* begin Available records *
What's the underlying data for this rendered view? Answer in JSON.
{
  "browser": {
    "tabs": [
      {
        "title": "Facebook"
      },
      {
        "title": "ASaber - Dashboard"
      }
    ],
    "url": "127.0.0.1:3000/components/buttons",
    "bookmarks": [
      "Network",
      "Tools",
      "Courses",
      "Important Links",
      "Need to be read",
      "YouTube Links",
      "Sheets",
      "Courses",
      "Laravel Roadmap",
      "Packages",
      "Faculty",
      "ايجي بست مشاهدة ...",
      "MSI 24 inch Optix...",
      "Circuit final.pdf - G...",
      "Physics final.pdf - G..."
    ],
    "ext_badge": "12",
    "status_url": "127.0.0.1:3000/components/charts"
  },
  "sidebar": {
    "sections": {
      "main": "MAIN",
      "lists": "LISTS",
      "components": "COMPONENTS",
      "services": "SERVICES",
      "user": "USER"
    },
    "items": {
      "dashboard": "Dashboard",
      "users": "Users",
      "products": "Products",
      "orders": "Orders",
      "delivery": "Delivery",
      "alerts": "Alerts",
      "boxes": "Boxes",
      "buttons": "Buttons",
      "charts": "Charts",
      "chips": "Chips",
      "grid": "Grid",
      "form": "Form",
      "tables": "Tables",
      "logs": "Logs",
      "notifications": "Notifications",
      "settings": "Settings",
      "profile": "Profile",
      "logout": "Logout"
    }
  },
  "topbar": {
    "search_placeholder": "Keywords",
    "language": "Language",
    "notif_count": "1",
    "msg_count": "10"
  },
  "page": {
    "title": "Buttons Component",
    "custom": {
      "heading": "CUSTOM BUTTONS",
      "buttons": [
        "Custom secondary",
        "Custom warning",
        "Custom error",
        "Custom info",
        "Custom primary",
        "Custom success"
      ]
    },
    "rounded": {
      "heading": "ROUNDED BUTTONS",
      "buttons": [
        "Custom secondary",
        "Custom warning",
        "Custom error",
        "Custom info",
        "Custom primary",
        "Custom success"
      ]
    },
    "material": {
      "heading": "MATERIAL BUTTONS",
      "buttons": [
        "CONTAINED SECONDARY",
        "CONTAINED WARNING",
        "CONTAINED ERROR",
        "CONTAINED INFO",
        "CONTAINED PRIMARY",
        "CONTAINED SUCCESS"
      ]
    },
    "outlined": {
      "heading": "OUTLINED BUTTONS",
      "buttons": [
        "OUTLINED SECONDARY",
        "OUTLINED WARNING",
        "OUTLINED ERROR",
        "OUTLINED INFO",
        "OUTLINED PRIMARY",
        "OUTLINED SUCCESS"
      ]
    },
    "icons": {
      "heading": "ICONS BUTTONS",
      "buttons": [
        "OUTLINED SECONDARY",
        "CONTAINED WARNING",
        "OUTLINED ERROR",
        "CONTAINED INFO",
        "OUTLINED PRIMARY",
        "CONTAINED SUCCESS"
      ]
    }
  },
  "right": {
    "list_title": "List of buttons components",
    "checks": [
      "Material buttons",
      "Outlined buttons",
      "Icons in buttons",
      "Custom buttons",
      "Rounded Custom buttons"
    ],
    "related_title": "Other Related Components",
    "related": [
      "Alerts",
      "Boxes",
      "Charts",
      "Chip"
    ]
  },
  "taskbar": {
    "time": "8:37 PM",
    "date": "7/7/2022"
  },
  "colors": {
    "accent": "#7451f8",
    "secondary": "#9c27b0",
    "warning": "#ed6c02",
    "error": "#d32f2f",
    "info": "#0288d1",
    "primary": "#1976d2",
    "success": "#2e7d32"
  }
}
* end Available records *
* **Problem**:
Transcribe all of the entries without altering anything.

* **Problem solution**:
What's the underlying data for this rendered view? Answer in JSON.
{
  "browser": {
    "tabs": [
      {
        "title": "Facebook"
      },
      {
        "title": "ASaber - Dashboard"
      }
    ],
    "url": "127.0.0.1:3000/components/buttons",
    "bookmarks": [
      "Network",
      "Tools",
      "Courses",
      "Important Links",
      "Need to be read",
      "YouTube Links",
      "Sheets",
      "Courses",
      "Laravel Roadmap",
      "Packages",
      "Faculty",
      "ايجي بست مشاهدة ...",
      "MSI 24 inch Optix...",
      "Circuit final.pdf - G...",
      "Physics final.pdf - G..."
    ],
    "ext_badge": "12",
    "status_url": "127.0.0.1:3000/components/charts"
  },
  "sidebar": {
    "sections": {
      "main": "MAIN",
      "lists": "LISTS",
      "components": "COMPONENTS",
      "services": "SERVICES",
      "user": "USER"
    },
    "items": {
      "dashboard": "Dashboard",
      "users": "Users",
      "products": "Products",
      "orders": "Orders",
      "delivery": "Delivery",
      "alerts": "Alerts",
      "boxes": "Boxes",
      "buttons": "Buttons",
      "charts": "Charts",
      "chips": "Chips",
      "grid": "Grid",
      "form": "Form",
      "tables": "Tables",
      "logs": "Logs",
      "notifications": "Notifications",
      "settings": "Settings",
      "profile": "Profile",
      "logout": "Logout"
    }
  },
  "topbar": {
    "search_placeholder": "Keywords",
    "language": "Language",
    "notif_count": "1",
    "msg_count": "10"
  },
  "page": {
    "title": "Buttons Component",
    "custom": {
      "heading": "CUSTOM BUTTONS",
      "buttons": [
        "Custom secondary",
        "Custom warning",
        "Custom error",
        "Custom info",
        "Custom primary",
        "Custom success"
      ]
    },
    "rounded": {
      "heading": "ROUNDED BUTTONS",
      "buttons": [
        "Custom secondary",
        "Custom warning",
        "Custom error",
        "Custom info",
        "Custom primary",
        "Custom success"
      ]
    },
    "material": {
      "heading": "MATERIAL BUTTONS",
      "buttons": [
        "CONTAINED SECONDARY",
        "CONTAINED WARNING",
        "CONTAINED ERROR",
        "CONTAINED INFO",
        "CONTAINED PRIMARY",
        "CONTAINED SUCCESS"
      ]
    },
    "outlined": {
      "heading": "OUTLINED BUTTONS",
      "buttons": [
        "OUTLINED SECONDARY",
        "OUTLINED WARNING",
        "OUTLINED ERROR",
        "OUTLINED INFO",
        "OUTLINED PRIMARY",
        "OUTLINED SUCCESS"
      ]
    },
    "icons": {
      "heading": "ICONS BUTTONS",
      "buttons": [
        "OUTLINED SECONDARY",
        "CONTAINED WARNING",
        "OUTLINED ERROR",
        "CONTAINED INFO",
        "OUTLINED PRIMARY",
        "CONTAINED SUCCESS"
      ]
    }
  },
  "right": {
    "list_title": "List of buttons components",
    "checks": [
      "Material buttons",
      "Outlined buttons",
      "Icons in buttons",
      "Custom buttons",
      "Rounded Custom buttons"
    ],
    "related_title": "Other Related Components",
    "related": [
      "Alerts",
      "Boxes",
      "Charts",
      "Chip"
    ]
  },
  "taskbar": {
    "time": "8:37 PM",
    "date": "7/7/2022"
  },
  "colors": {
    "accent": "#7451f8",
    "secondary": "#9c27b0",
    "warning": "#ed6c02",
    "error": "#d32f2f",
    "info": "#0288d1",
    "primary": "#1976d2",
    "success": "#2e7d32"
  }
}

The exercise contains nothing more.